Visual layout annotation data
____

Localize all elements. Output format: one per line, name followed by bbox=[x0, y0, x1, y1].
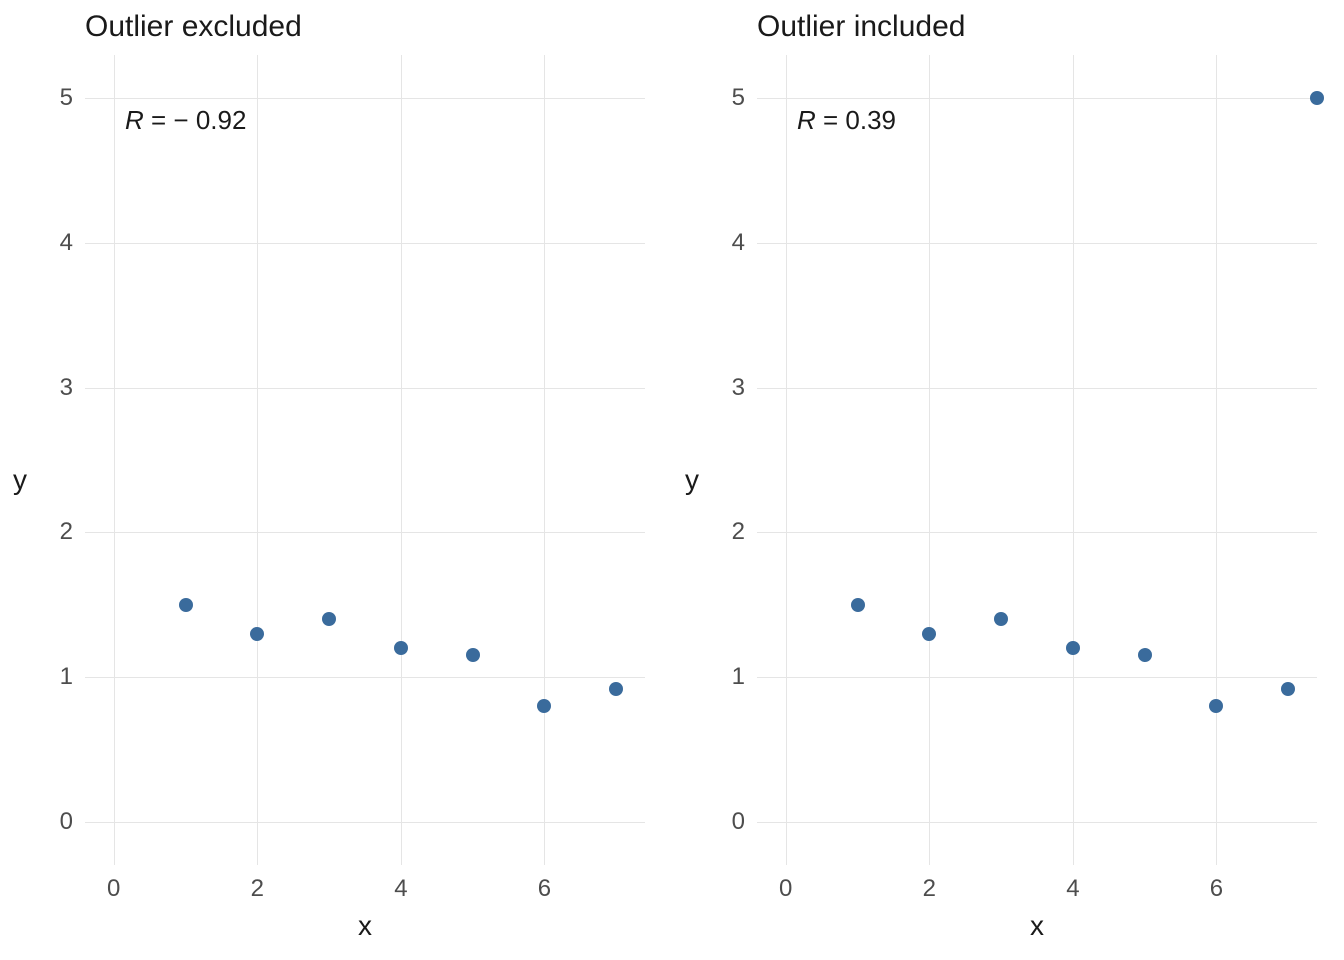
data-point bbox=[250, 627, 264, 641]
gridline-horizontal bbox=[85, 677, 645, 678]
x-tick-label: 6 bbox=[538, 875, 551, 903]
x-tick-label: 6 bbox=[1210, 875, 1223, 903]
gridline-vertical bbox=[401, 55, 402, 865]
gridline-horizontal bbox=[85, 822, 645, 823]
plot-background bbox=[757, 55, 1317, 865]
gridline-vertical bbox=[929, 55, 930, 865]
panel-title: Outlier excluded bbox=[85, 10, 302, 44]
data-point bbox=[851, 598, 865, 612]
x-tick-label: 2 bbox=[923, 875, 936, 903]
y-tick-label: 4 bbox=[60, 229, 73, 257]
gridline-vertical bbox=[114, 55, 115, 865]
gridline-horizontal bbox=[757, 243, 1317, 244]
x-tick-label: 0 bbox=[779, 875, 792, 903]
y-tick-label: 3 bbox=[732, 374, 745, 402]
data-point bbox=[537, 699, 551, 713]
x-tick-label: 2 bbox=[251, 875, 264, 903]
y-tick-label: 2 bbox=[732, 518, 745, 546]
gridline-vertical bbox=[544, 55, 545, 865]
gridline-vertical bbox=[786, 55, 787, 865]
gridline-horizontal bbox=[757, 822, 1317, 823]
x-axis-label: x bbox=[1030, 910, 1044, 942]
data-point bbox=[1209, 699, 1223, 713]
plot-background bbox=[85, 55, 645, 865]
gridline-vertical bbox=[257, 55, 258, 865]
r-value: = − 0.92 bbox=[144, 105, 247, 135]
y-tick-label: 5 bbox=[732, 84, 745, 112]
data-point bbox=[322, 612, 336, 626]
data-point bbox=[1281, 682, 1295, 696]
gridline-horizontal bbox=[757, 98, 1317, 99]
data-point bbox=[922, 627, 936, 641]
plot-area: R = 0.39 0123450246 bbox=[757, 55, 1317, 865]
y-axis-label: y bbox=[13, 464, 27, 496]
gridline-vertical bbox=[1216, 55, 1217, 865]
panel-title: Outlier included bbox=[757, 10, 965, 44]
y-tick-label: 0 bbox=[732, 808, 745, 836]
y-tick-label: 2 bbox=[60, 518, 73, 546]
y-tick-label: 4 bbox=[732, 229, 745, 257]
gridline-horizontal bbox=[757, 677, 1317, 678]
plot-area: R = − 0.92 0123450246 bbox=[85, 55, 645, 865]
gridline-horizontal bbox=[757, 388, 1317, 389]
r-symbol: R bbox=[125, 105, 144, 135]
panel-included: Outlier included y R = 0.39 0123450246 x bbox=[672, 0, 1344, 960]
x-axis-label: x bbox=[358, 910, 372, 942]
y-tick-label: 3 bbox=[60, 374, 73, 402]
data-point bbox=[1310, 91, 1324, 105]
gridline-horizontal bbox=[85, 532, 645, 533]
data-point bbox=[466, 648, 480, 662]
gridline-horizontal bbox=[85, 243, 645, 244]
panel-excluded: Outlier excluded y R = − 0.92 0123450246… bbox=[0, 0, 672, 960]
chart-container: Outlier excluded y R = − 0.92 0123450246… bbox=[0, 0, 1344, 960]
data-point bbox=[179, 598, 193, 612]
correlation-annotation: R = 0.39 bbox=[797, 105, 896, 136]
y-tick-label: 0 bbox=[60, 808, 73, 836]
x-tick-label: 4 bbox=[394, 875, 407, 903]
gridline-horizontal bbox=[757, 532, 1317, 533]
y-tick-label: 1 bbox=[732, 663, 745, 691]
data-point bbox=[609, 682, 623, 696]
y-axis-label: y bbox=[685, 464, 699, 496]
gridline-horizontal bbox=[85, 98, 645, 99]
data-point bbox=[1066, 641, 1080, 655]
y-tick-label: 1 bbox=[60, 663, 73, 691]
gridline-vertical bbox=[1073, 55, 1074, 865]
data-point bbox=[1138, 648, 1152, 662]
y-tick-label: 5 bbox=[60, 84, 73, 112]
r-symbol: R bbox=[797, 105, 816, 135]
x-tick-label: 0 bbox=[107, 875, 120, 903]
data-point bbox=[994, 612, 1008, 626]
x-tick-label: 4 bbox=[1066, 875, 1079, 903]
correlation-annotation: R = − 0.92 bbox=[125, 105, 246, 136]
gridline-horizontal bbox=[85, 388, 645, 389]
r-value: = 0.39 bbox=[816, 105, 896, 135]
data-point bbox=[394, 641, 408, 655]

____

_OBJECTIVE:_ Copy the rows above word for word, starting with the line that contains "data-point bbox=[250, 627, 264, 641]" and going on through the line that contains "gridline-vertical bbox=[257, 55, 258, 865]", with both of those lines included.

_SOLUTION BELOW:_
data-point bbox=[250, 627, 264, 641]
gridline-horizontal bbox=[85, 677, 645, 678]
x-tick-label: 6 bbox=[538, 875, 551, 903]
x-tick-label: 6 bbox=[1210, 875, 1223, 903]
gridline-vertical bbox=[401, 55, 402, 865]
gridline-horizontal bbox=[85, 822, 645, 823]
plot-background bbox=[757, 55, 1317, 865]
gridline-vertical bbox=[929, 55, 930, 865]
panel-title: Outlier excluded bbox=[85, 10, 302, 44]
data-point bbox=[851, 598, 865, 612]
x-tick-label: 2 bbox=[923, 875, 936, 903]
y-tick-label: 4 bbox=[60, 229, 73, 257]
gridline-vertical bbox=[114, 55, 115, 865]
gridline-horizontal bbox=[757, 243, 1317, 244]
x-tick-label: 0 bbox=[779, 875, 792, 903]
y-tick-label: 3 bbox=[732, 374, 745, 402]
data-point bbox=[537, 699, 551, 713]
x-tick-label: 2 bbox=[251, 875, 264, 903]
y-tick-label: 2 bbox=[732, 518, 745, 546]
gridline-vertical bbox=[544, 55, 545, 865]
gridline-vertical bbox=[786, 55, 787, 865]
gridline-horizontal bbox=[757, 822, 1317, 823]
x-axis-label: x bbox=[1030, 910, 1044, 942]
data-point bbox=[1209, 699, 1223, 713]
plot-background bbox=[85, 55, 645, 865]
gridline-vertical bbox=[257, 55, 258, 865]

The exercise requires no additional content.